Document ->
::::

Comedy should punch in whatever direction it pleases.

Charlie Peters

Topics Culture Free Speech

Actor, comedian and long-time free-speech defender Rowan Atkinson has taken a swipe at offence culture. In an interview with the Irish Times on Saturday, he said: ‘It does seem to me that the job of comedy is to offend, or have the potential to offend, and it cannot be drained of that potential. Every joke has a victim.’

It is perhaps telling that this simple, common-sense statement has since made headlines across the world. Censorship has long reigned in entertainment, and comedy in particular. Deference to sensitivity and political correctness is now all but expected. Make the wrong joke about the wrong crowd and the cancellers will come after you. And they won’t stop until every last drop of fun and risk has been drained from entertainment.

Atkinson is clearly switched on to this threat. The Mr Bean star has fought for free speech for many years, most famously in 2013 when he and others successfully campaigned for the word ‘insulting’ to be removed from Section 5 of the Public Order Act. He worked on this with other cultural figures like Stephen Fry, as well as a cross-party group of MPs.

Atkinson is also keenly aware that the threat to free speech today comes not just from legislation, but also from culture – for instance, the insistence that all jokes be seen to ‘punch up’ rather than down. ‘There are lots of extremely smug and self-satisfied people in what would be deemed lower down in society, who also deserve to be pulled up’, he told the Irish Times. ‘In a proper free society, you should be allowed to make jokes about absolutely anything.’

This is timely and true. Critics of free speech and so-called offensive humour often argue that it is unacceptable to go after allegedly weaker targets, as part of some imagined hierarchy of identitarian characteristics. Given no one has ever produced a table of where all these identities are supposed to fit, it has made comedians nervous about telling jokes about anyone other than straight white men.

::::

(Bounding box entries)
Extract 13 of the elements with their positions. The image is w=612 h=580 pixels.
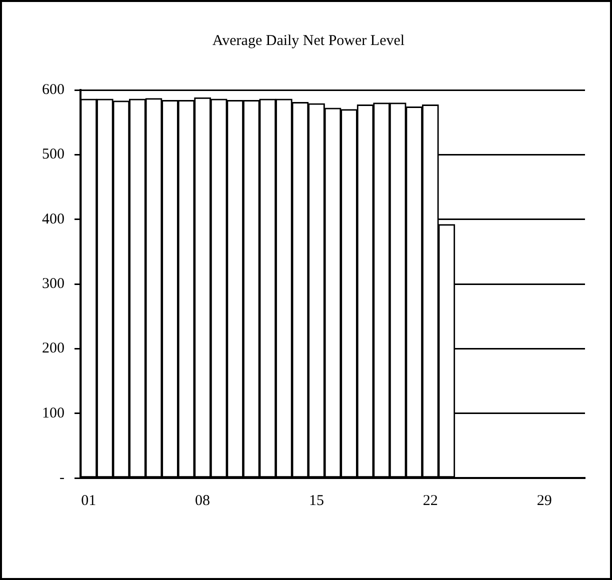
y-tick-label: 100 <box>42 405 64 422</box>
x-tick-label: 22 <box>422 492 438 509</box>
y-tick-label: 400 <box>42 211 64 228</box>
y-tick-label: 200 <box>42 340 64 357</box>
y-tick-label: 500 <box>42 146 64 163</box>
x-tick-label: 15 <box>308 492 324 509</box>
x-tick-label: 01 <box>81 492 96 509</box>
x-tick-label: 08 <box>195 492 210 509</box>
chart-title: Average Daily Net Power Level <box>212 32 405 49</box>
y-tick-label: 600 <box>42 82 64 98</box>
y-tick-label: 300 <box>42 276 64 292</box>
y-tick-label: - <box>60 470 64 486</box>
x-tick-label: 29 <box>536 492 552 509</box>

::::

Directions ->
- 1) Answer these from the article on Rowan Atkinson and comedy:
(a) Which newspaper interviewed Atkinson?
(b) In what year did he campaign to have the word 'insulting' removed from Section 5 of the Public Order Act?
(c) Which cultural figure is named as working with him on that campaign?
- 2) List every person named in the article on Rowan Atkinson and comedy, including its byline.
- 3) Carry the article on Rowan Atkinson and offence in comedy forward from its last paragraph.

Expected outputs ->
- 1)
(a) The Irish Times
(b) 2013
(c) Stephen Fry

- 2) Charlie Peters, Rowan Atkinson, Stephen Fry

- 3)
What this also misses is that who wields power in society often changes and takes different forms. The establishment is not just the pale, male and stale Tories of some people’s imaginations. What’s more, you’ll have noticed that it is okay to ‘punch down’ at certain disadvantaged groups but not others – with white working-class men always being fair game.

While it is welcome to hear someone of Atkinson’s stature take aim at offence culture, it is striking what a relatively lonely voice he is on this issue. Yes, some newer comics have spoken up about comedy and offence recently. But few from the older guard have had the minerals to take on the new orthodoxy. Even in the time since Atkinson campaigned against Section 5, the world seems to have become a more censorious place.

The result of this is dreadful comedy. Comics and comedy writers now make the same jokes about the same topics year in, year out, without noticing the new, ripe targets that have appeared. It’s all well and good sitting on the panel of Have I Got News for You and having a pop at crusty old Tories and silly Americans who love guns, but the times have changed – and so has the establishment.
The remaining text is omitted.